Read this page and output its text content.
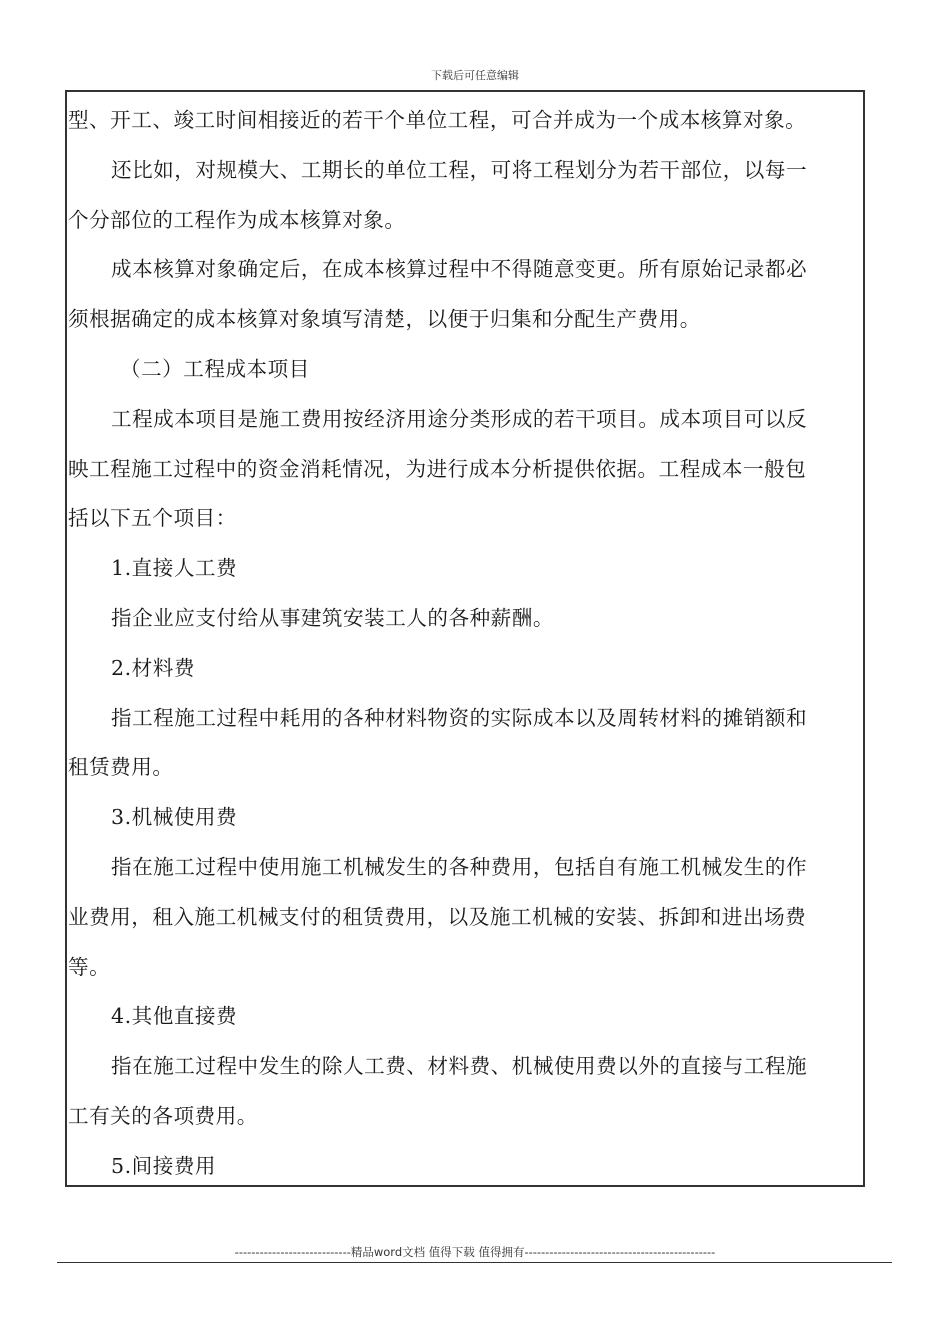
下载后可任意编辑
型、开工、竣工时间相接近的若干个单位工程，可合并成为一个成本核算对象。
还比如，对规模大、工期长的单位工程，可将工程划分为若干部位，以每一
个分部位的工程作为成本核算对象。
成本核算对象确定后，在成本核算过程中不得随意变更。所有原始记录都必
须根据确定的成本核算对象填写清楚，以便于归集和分配生产费用。
（二）工程成本项目
工程成本项目是施工费用按经济用途分类形成的若干项目。成本项目可以反
映工程施工过程中的资金消耗情况，为进行成本分析提供依据。工程成本一般包
括以下五个项目：
1.直接人工费
指企业应支付给从事建筑安装工人的各种薪酬。
2.材料费
指工程施工过程中耗用的各种材料物资的实际成本以及周转材料的摊销额和
租赁费用。
3.机械使用费
指在施工过程中使用施工机械发生的各种费用，包括自有施工机械发生的作
业费用，租入施工机械支付的租赁费用，以及施工机械的安装、拆卸和进出场费
等。
4.其他直接费
指在施工过程中发生的除人工费、材料费、机械使用费以外的直接与工程施
工有关的各项费用。
5.间接费用
----------------------------精品word文档 值得下载 值得拥有----------------------------------------------
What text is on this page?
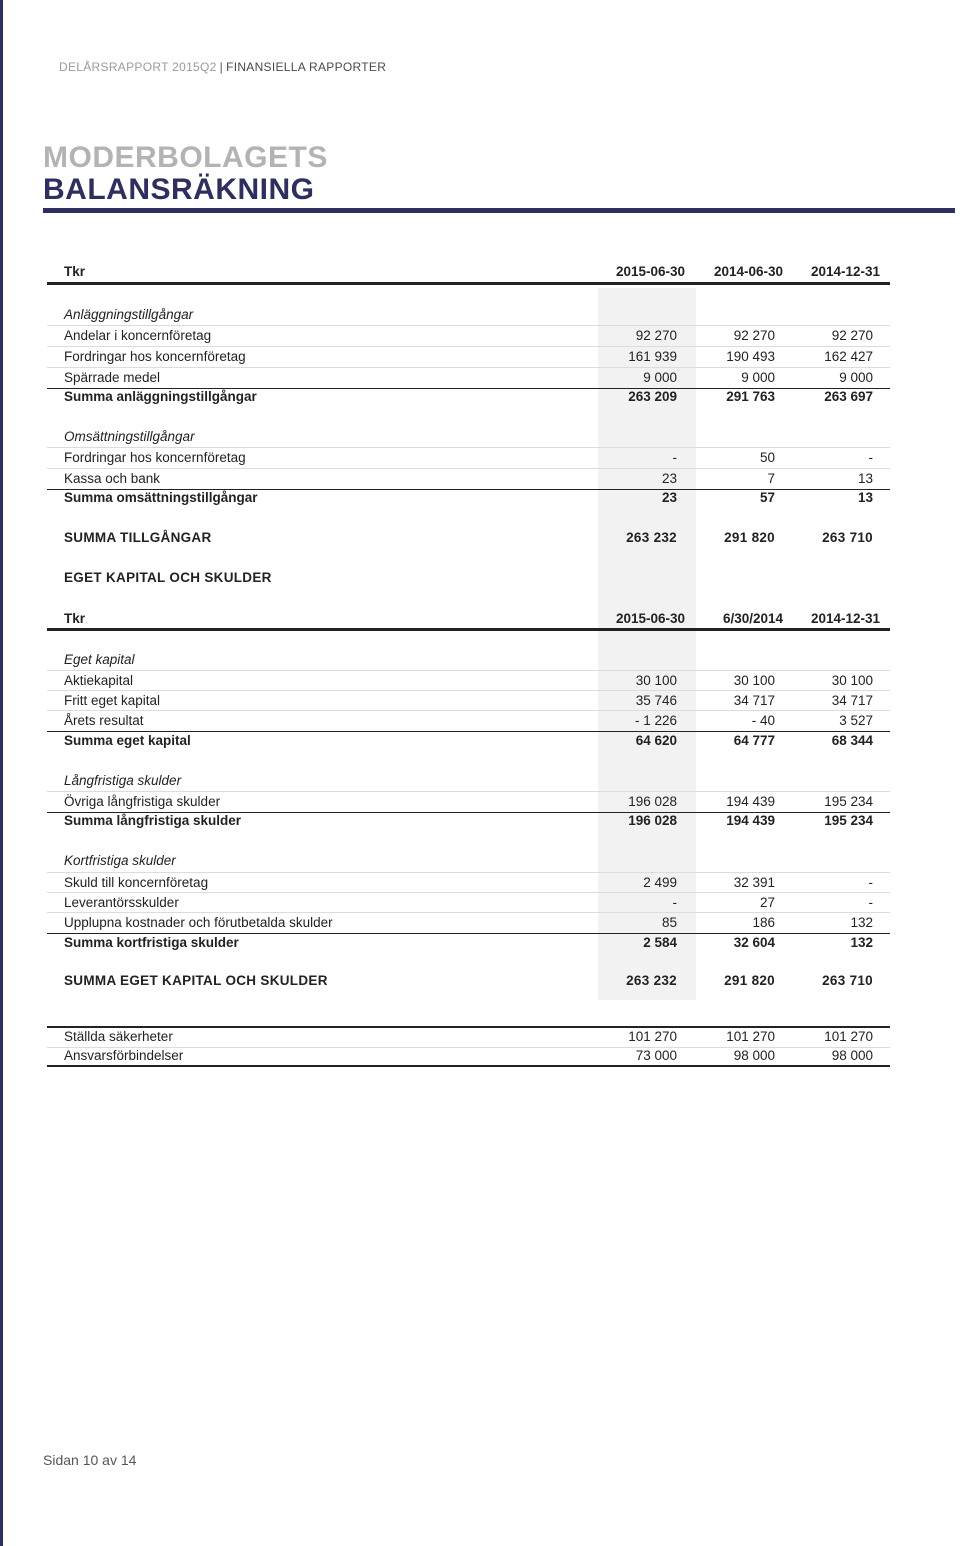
DELÅRSRAPPORT 2015Q2 | FINANSIELLA RAPPORTER
MODERBOLAGETS
BALANSRÄKNING
Tkr	2015-06-30 2014-06-30 2014-12-31
Anläggningstillgångar
Andelar i koncernföretag	92 270	92 270	92 270
Fordringar hos koncernföretag	161 939	190 493	162 427
Spärrade medel	9 000	9 000	9 000
Summa anläggningstillgångar	263 209	291 763	263 697
Omsättningstillgångar
Fordringar hos koncernföretag	-	50	-
Kassa och bank	23	7	13
Summa omsättningstillgångar	23	57	13
SUMMA TILLGÅNGAR	263 232	291 820	263 710
EGET KAPITAL OCH SKULDER
Tkr	2015-06-30	6/30/2014 2014-12-31
Eget kapital
Aktiekapital	30 100	30 100	30 100
Fritt eget kapital	35 746	34 717	34 717
Årets resultat	- 1 226	- 40	3 527
Summa eget kapital	64 620	64 777	68 344
Långfristiga skulder
Övriga långfristiga skulder	196 028	194 439	195 234
Summa långfristiga skulder	196 028	194 439	195 234
Kortfristiga skulder
Skuld till koncernföretag	2 499	32 391	-
Leverantörsskulder	-	27	-
Upplupna kostnader och förutbetalda skulder	85	186	132
Summa kortfristiga skulder	2 584	32 604	132
SUMMA EGET KAPITAL OCH SKULDER	263 232	291 820	263 710
Ställda säkerheter	101 270	101 270	101 270
Ansvarsförbindelser	73 000	98 000	98 000
Sidan 10 av 14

• EXERCISE BRIEF: Beginning at the line that contains "What text is on this page?", give the remaining lines of the records again exactly, through the last one. Leave out pictures.

• WRITTEN RESPONSE:
What text is on this page?
DELÅRSRAPPORT 2015Q2 | FINANSIELLA RAPPORTER
MODERBOLAGETS
BALANSRÄKNING
Tkr	2015-06-30 2014-06-30 2014-12-31
Anläggningstillgångar
Andelar i koncernföretag	92 270	92 270	92 270
Fordringar hos koncernföretag	161 939	190 493	162 427
Spärrade medel	9 000	9 000	9 000
Summa anläggningstillgångar	263 209	291 763	263 697
Omsättningstillgångar
Fordringar hos koncernföretag	-	50	-
Kassa och bank	23	7	13
Summa omsättningstillgångar	23	57	13
SUMMA TILLGÅNGAR	263 232	291 820	263 710
EGET KAPITAL OCH SKULDER
Tkr	2015-06-30	6/30/2014 2014-12-31
Eget kapital
Aktiekapital	30 100	30 100	30 100
Fritt eget kapital	35 746	34 717	34 717
Årets resultat	- 1 226	- 40	3 527
Summa eget kapital	64 620	64 777	68 344
Långfristiga skulder
Övriga långfristiga skulder	196 028	194 439	195 234
Summa långfristiga skulder	196 028	194 439	195 234
Kortfristiga skulder
Skuld till koncernföretag	2 499	32 391	-
Leverantörsskulder	-	27	-
Upplupna kostnader och förutbetalda skulder	85	186	132
Summa kortfristiga skulder	2 584	32 604	132
SUMMA EGET KAPITAL OCH SKULDER	263 232	291 820	263 710
Ställda säkerheter	101 270	101 270	101 270
Ansvarsförbindelser	73 000	98 000	98 000
Sidan 10 av 14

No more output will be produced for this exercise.